··· GIVEN DATA

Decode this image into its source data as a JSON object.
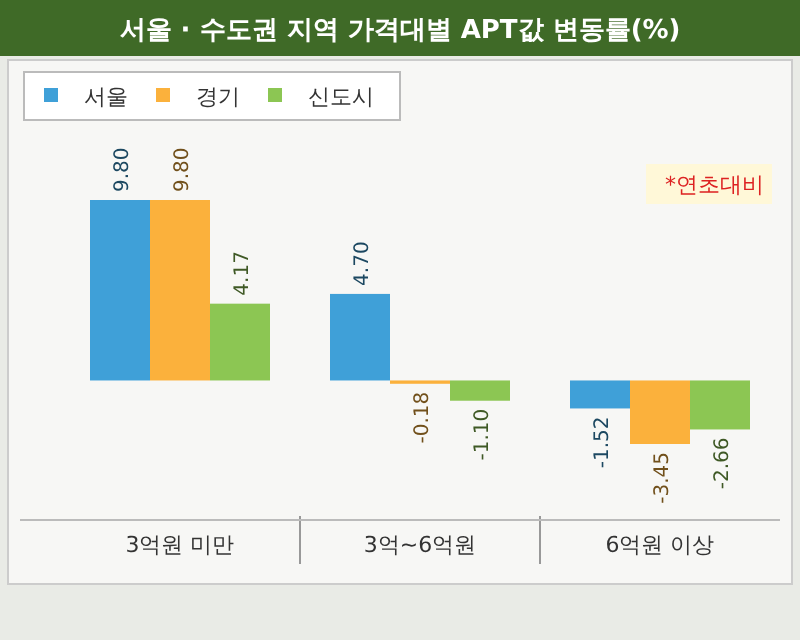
{
  "chart_data": {
    "type": "bar",
    "title": "서울 · 수도권 지역 가격대별 APT값 변동률(%)",
    "categories": [
      "3억원 미만",
      "3억~6억원",
      "6억원 이상"
    ],
    "series": [
      {
        "name": "서울",
        "color": "#3fa0d8",
        "values": [
          9.8,
          4.7,
          -1.52
        ],
        "value_labels": [
          "9.80",
          "4.70",
          "-1.52"
        ]
      },
      {
        "name": "경기",
        "color": "#fbb13c",
        "values": [
          9.8,
          -0.18,
          -3.45
        ],
        "value_labels": [
          "9.80",
          "-0.18",
          "-3.45"
        ]
      },
      {
        "name": "신도시",
        "color": "#8cc653",
        "values": [
          4.17,
          -1.1,
          -2.66
        ],
        "value_labels": [
          "4.17",
          "-1.10",
          "-2.66"
        ]
      }
    ],
    "legend": "top left",
    "annotations": [
      "*연초대비"
    ]
  }
}
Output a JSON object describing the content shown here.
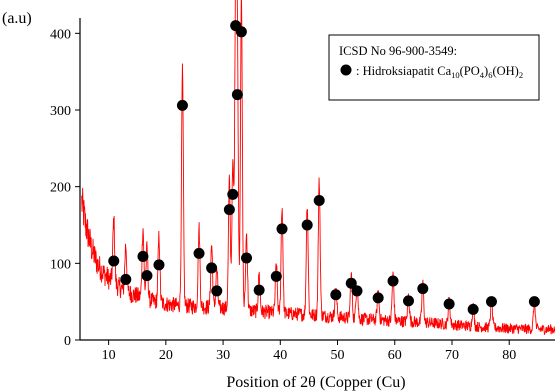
{
  "chart_data": {
    "type": "line",
    "ylabel": "(a.u)",
    "xlabel": "Position of 2θ (Copper (Cu)",
    "xlim": [
      5,
      88
    ],
    "ylim": [
      0,
      420
    ],
    "x_ticks": [
      10,
      20,
      30,
      40,
      50,
      60,
      70,
      80
    ],
    "y_ticks": [
      0,
      100,
      200,
      300,
      400
    ],
    "grid": false,
    "series": [
      {
        "type": "line",
        "color": "#ff0000",
        "background_curve": [
          [
            5.3,
            180
          ],
          [
            6,
            150
          ],
          [
            7,
            120
          ],
          [
            8,
            100
          ],
          [
            9,
            88
          ],
          [
            10,
            80
          ],
          [
            12,
            68
          ],
          [
            14,
            60
          ],
          [
            16,
            55
          ],
          [
            18,
            50
          ],
          [
            20,
            47
          ],
          [
            22,
            45
          ],
          [
            25,
            44
          ],
          [
            30,
            42
          ],
          [
            35,
            38
          ],
          [
            40,
            35
          ],
          [
            45,
            33
          ],
          [
            50,
            30
          ],
          [
            55,
            27
          ],
          [
            60,
            25
          ],
          [
            65,
            23
          ],
          [
            70,
            20
          ],
          [
            75,
            17
          ],
          [
            80,
            15
          ],
          [
            85,
            14
          ],
          [
            88,
            14
          ]
        ],
        "peaks": [
          {
            "x": 10.9,
            "y": 82
          },
          {
            "x": 13.0,
            "y": 60
          },
          {
            "x": 16.0,
            "y": 92
          },
          {
            "x": 16.7,
            "y": 66
          },
          {
            "x": 18.8,
            "y": 86
          },
          {
            "x": 22.9,
            "y": 306
          },
          {
            "x": 25.8,
            "y": 102
          },
          {
            "x": 28.0,
            "y": 82
          },
          {
            "x": 28.9,
            "y": 50
          },
          {
            "x": 31.1,
            "y": 166
          },
          {
            "x": 31.7,
            "y": 186
          },
          {
            "x": 32.2,
            "y": 412
          },
          {
            "x": 32.5,
            "y": 320
          },
          {
            "x": 33.2,
            "y": 408
          },
          {
            "x": 34.1,
            "y": 100
          },
          {
            "x": 36.3,
            "y": 48
          },
          {
            "x": 39.3,
            "y": 64
          },
          {
            "x": 40.3,
            "y": 140
          },
          {
            "x": 44.7,
            "y": 146
          },
          {
            "x": 46.8,
            "y": 176
          },
          {
            "x": 49.7,
            "y": 40
          },
          {
            "x": 52.4,
            "y": 56
          },
          {
            "x": 53.4,
            "y": 48
          },
          {
            "x": 57.1,
            "y": 38
          },
          {
            "x": 59.7,
            "y": 60
          },
          {
            "x": 62.4,
            "y": 34
          },
          {
            "x": 64.9,
            "y": 50
          },
          {
            "x": 69.5,
            "y": 32
          },
          {
            "x": 73.7,
            "y": 26
          },
          {
            "x": 76.9,
            "y": 36
          },
          {
            "x": 84.4,
            "y": 36
          }
        ]
      },
      {
        "type": "scatter",
        "name": ": Hidroksiapatit Ca10(PO4)6(OH)2",
        "color": "#000000",
        "markers": [
          {
            "x": 10.9,
            "y": 103
          },
          {
            "x": 13.0,
            "y": 79
          },
          {
            "x": 16.0,
            "y": 109
          },
          {
            "x": 16.7,
            "y": 84
          },
          {
            "x": 18.8,
            "y": 98
          },
          {
            "x": 22.9,
            "y": 306
          },
          {
            "x": 25.8,
            "y": 113
          },
          {
            "x": 28.0,
            "y": 94
          },
          {
            "x": 28.9,
            "y": 64
          },
          {
            "x": 31.1,
            "y": 170
          },
          {
            "x": 31.7,
            "y": 190
          },
          {
            "x": 32.2,
            "y": 410
          },
          {
            "x": 32.5,
            "y": 320
          },
          {
            "x": 33.2,
            "y": 402
          },
          {
            "x": 34.1,
            "y": 107
          },
          {
            "x": 36.3,
            "y": 65
          },
          {
            "x": 39.3,
            "y": 83
          },
          {
            "x": 40.3,
            "y": 145
          },
          {
            "x": 44.7,
            "y": 150
          },
          {
            "x": 46.8,
            "y": 182
          },
          {
            "x": 49.7,
            "y": 59
          },
          {
            "x": 52.4,
            "y": 74
          },
          {
            "x": 53.4,
            "y": 64
          },
          {
            "x": 57.1,
            "y": 55
          },
          {
            "x": 59.7,
            "y": 77
          },
          {
            "x": 62.4,
            "y": 51
          },
          {
            "x": 64.9,
            "y": 67
          },
          {
            "x": 69.5,
            "y": 47
          },
          {
            "x": 73.7,
            "y": 40
          },
          {
            "x": 76.9,
            "y": 50
          },
          {
            "x": 84.4,
            "y": 50
          }
        ]
      }
    ],
    "legend": {
      "placement": "top-right",
      "title": "ICSD No 96-900-3549:",
      "entry": {
        "prefix": ": Hidroksiapatit Ca",
        "parts": [
          {
            "text": "10",
            "sub": true
          },
          {
            "text": "(PO",
            "sub": false
          },
          {
            "text": "4",
            "sub": true
          },
          {
            "text": ")",
            "sub": false
          },
          {
            "text": "6",
            "sub": true
          },
          {
            "text": "(OH)",
            "sub": false
          },
          {
            "text": "2",
            "sub": true
          }
        ]
      }
    }
  }
}
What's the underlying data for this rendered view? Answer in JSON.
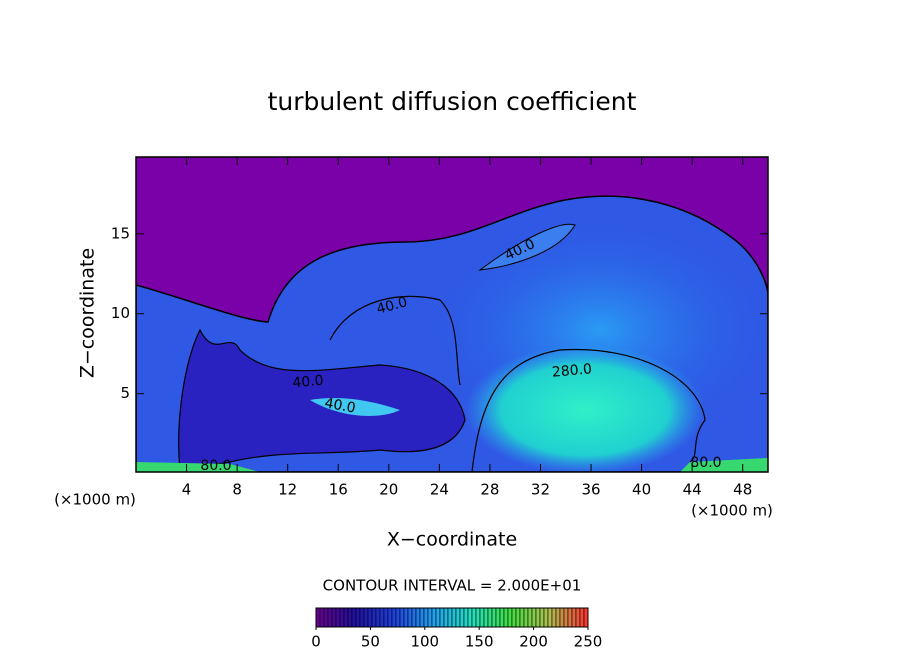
{
  "chart_data": {
    "type": "contour",
    "title": "turbulent diffusion coefficient",
    "x_label": "X−coordinate",
    "y_label": "Z−coordinate",
    "x_unit": "(×1000 m)",
    "x_unit_right": "(×1000 m)",
    "xlim": [
      0,
      50
    ],
    "xticks": [
      4,
      8,
      12,
      16,
      20,
      24,
      28,
      32,
      36,
      40,
      44,
      48
    ],
    "ylim": [
      0.1,
      19.8
    ],
    "yticks": [
      5,
      10,
      15
    ],
    "contour_labels": [
      {
        "value": 40,
        "label": "40.0"
      },
      {
        "value": 40,
        "label": "40.0"
      },
      {
        "value": 40,
        "label": "40.0"
      },
      {
        "value": 40,
        "label": "40.0"
      },
      {
        "value": 280,
        "label": "280.0"
      },
      {
        "value": 80,
        "label": "80.0"
      },
      {
        "value": 80,
        "label": "80.0"
      }
    ],
    "contour_interval_text": "CONTOUR INTERVAL = 2.000E+01",
    "colorbar_lim": [
      0,
      250
    ],
    "colorbar_ticks": [
      0,
      50,
      100,
      150,
      200,
      250
    ],
    "colormap": [
      "#6a0090",
      "#2010a0",
      "#2040e0",
      "#20a0f0",
      "#20e0c0",
      "#40e040",
      "#b0c050",
      "#ff3030"
    ]
  }
}
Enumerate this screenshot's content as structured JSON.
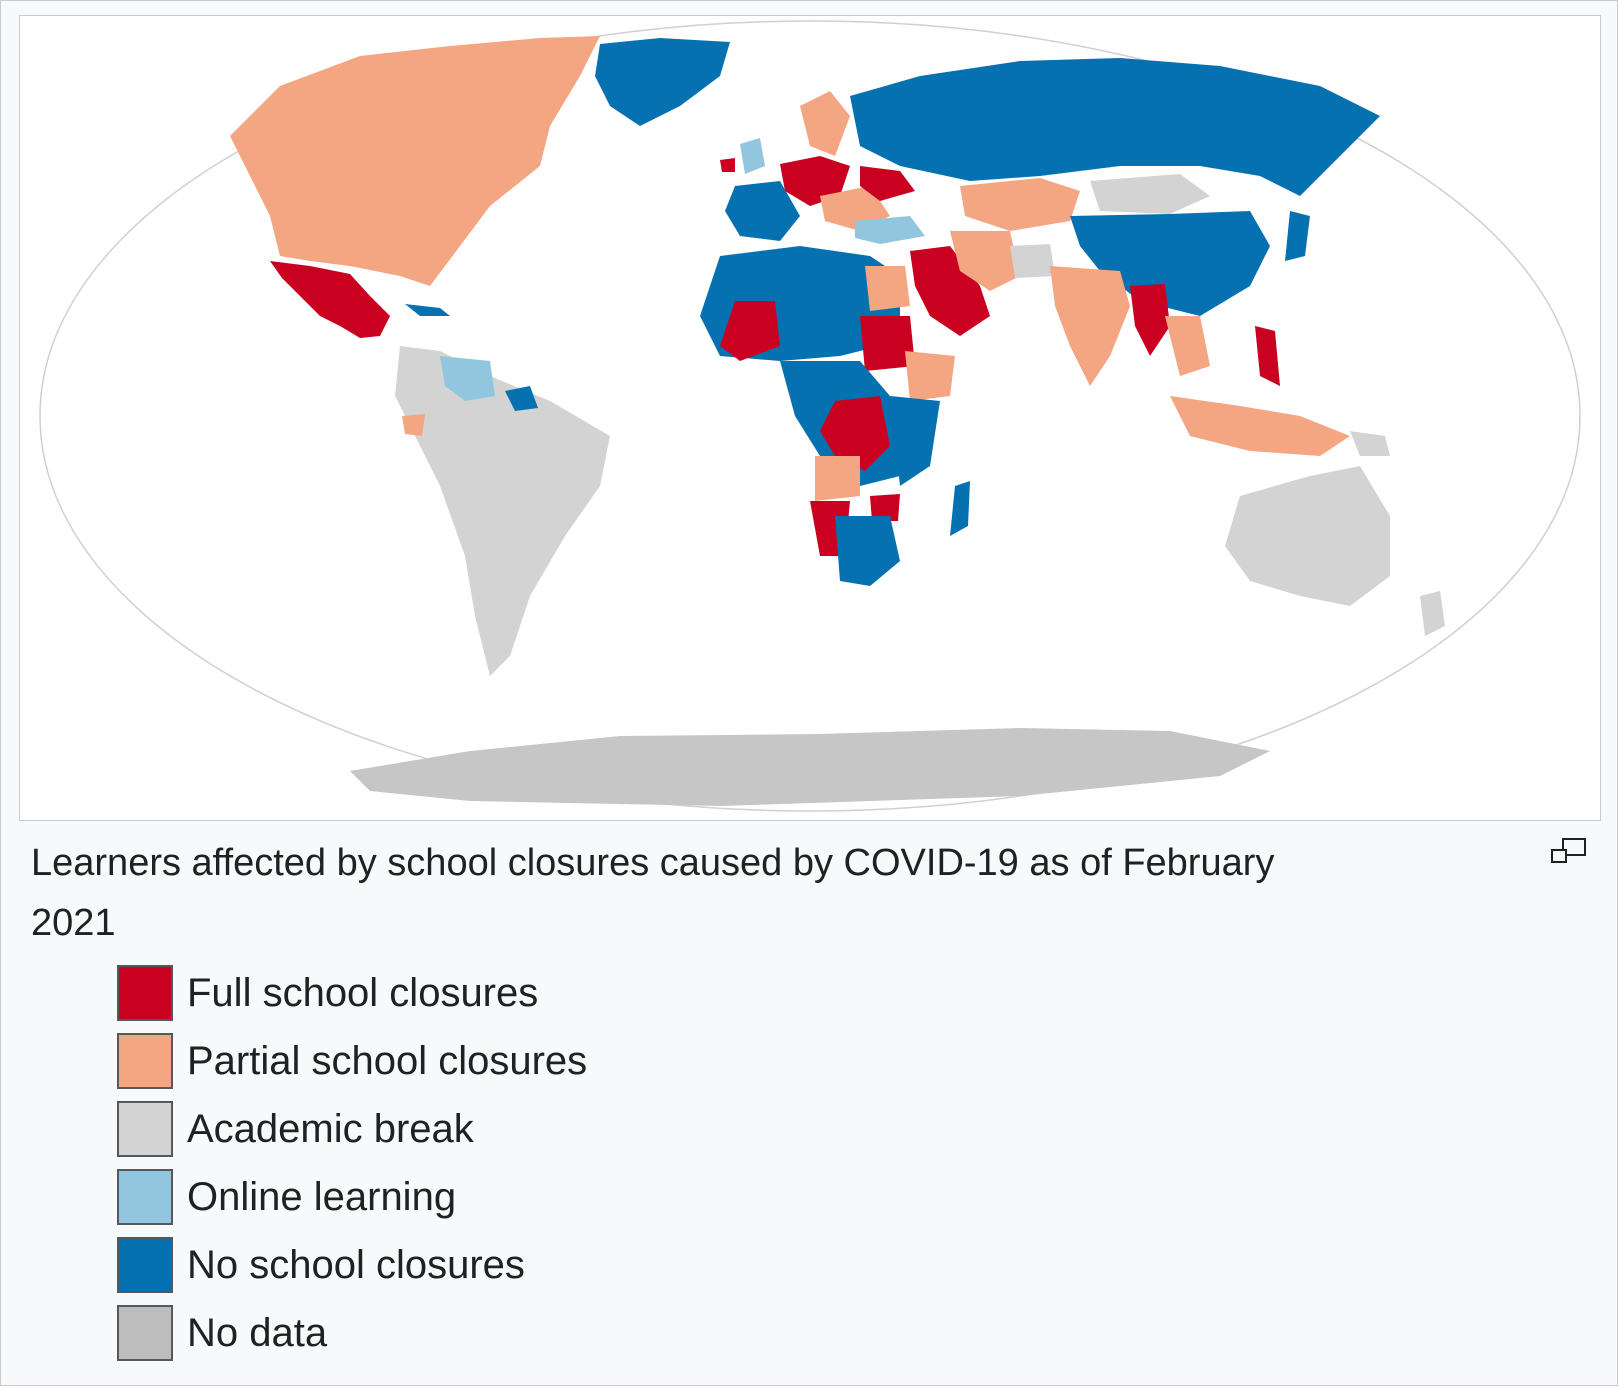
{
  "caption": {
    "title": "Learners affected by school closures caused by COVID-19 as of February 2021"
  },
  "legend": [
    {
      "label": "Full school closures",
      "color": "#ca0020"
    },
    {
      "label": "Partial school closures",
      "color": "#f4a582"
    },
    {
      "label": "Academic break",
      "color": "#d3d3d3"
    },
    {
      "label": "Online learning",
      "color": "#92c5de"
    },
    {
      "label": "No school closures",
      "color": "#0571b0"
    },
    {
      "label": "No data",
      "color": "#bdbdbd"
    }
  ],
  "icons": {
    "magnify": "magnify-icon"
  }
}
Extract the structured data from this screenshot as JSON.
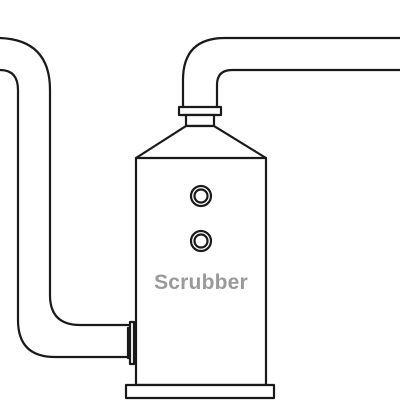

······

AIM OF THE TASK
Lines that hold "type" are the ones to copy; find all of them.

TASK RESPONSE
    "type": "bar",
    "type": "line",
        "type": "line",
        "type": "scatter",
    "type": "contour",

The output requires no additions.